Given task: Output every entry exactly as written, skipping any pictures.

[Collected data]
########################################
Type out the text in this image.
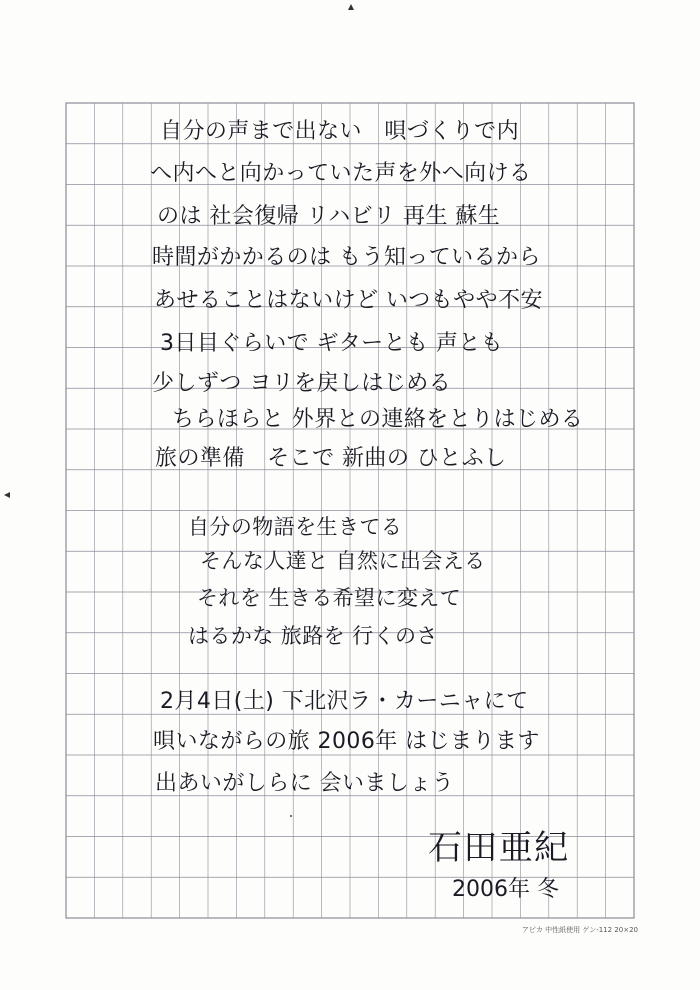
自分の声まで出ない　唄づくりで内
へ内へと向かっていた声を外へ向ける
のは 社会復帰 リハビリ 再生 蘇生
時間がかかるのは もう知っているから
あせることはないけど いつもやや不安
3日目ぐらいで ギターとも 声とも
少しずつ ヨリを戻しはじめる
ちらほらと 外界との連絡をとりはじめる
旅の準備　そこで 新曲の ひとふし
自分の物語を生きてる
そんな人達と 自然に出会える
それを 生きる希望に変えて
はるかな 旅路を 行くのさ
2月4日(土) 下北沢ラ・カーニャにて
唄いながらの旅 2006年 はじまります
出あいがしらに 会いましょう
石田亜紀
2006年 冬
アピカ 中性紙使用 ゲン-112 20×20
########################################
Result:
Type out the text in this image.
自分の声まで出ない　唄づくりで内
へ内へと向かっていた声を外へ向ける
のは 社会復帰 リハビリ 再生 蘇生
時間がかかるのは もう知っているから
あせることはないけど いつもやや不安
3日目ぐらいで ギターとも 声とも
少しずつ ヨリを戻しはじめる
ちらほらと 外界との連絡をとりはじめる
旅の準備　そこで 新曲の ひとふし
自分の物語を生きてる
そんな人達と 自然に出会える
それを 生きる希望に変えて
はるかな 旅路を 行くのさ
2月4日(土) 下北沢ラ・カーニャにて
唄いながらの旅 2006年 はじまります
出あいがしらに 会いましょう
石田亜紀
2006年 冬
アピカ 中性紙使用 ゲン-112 20×20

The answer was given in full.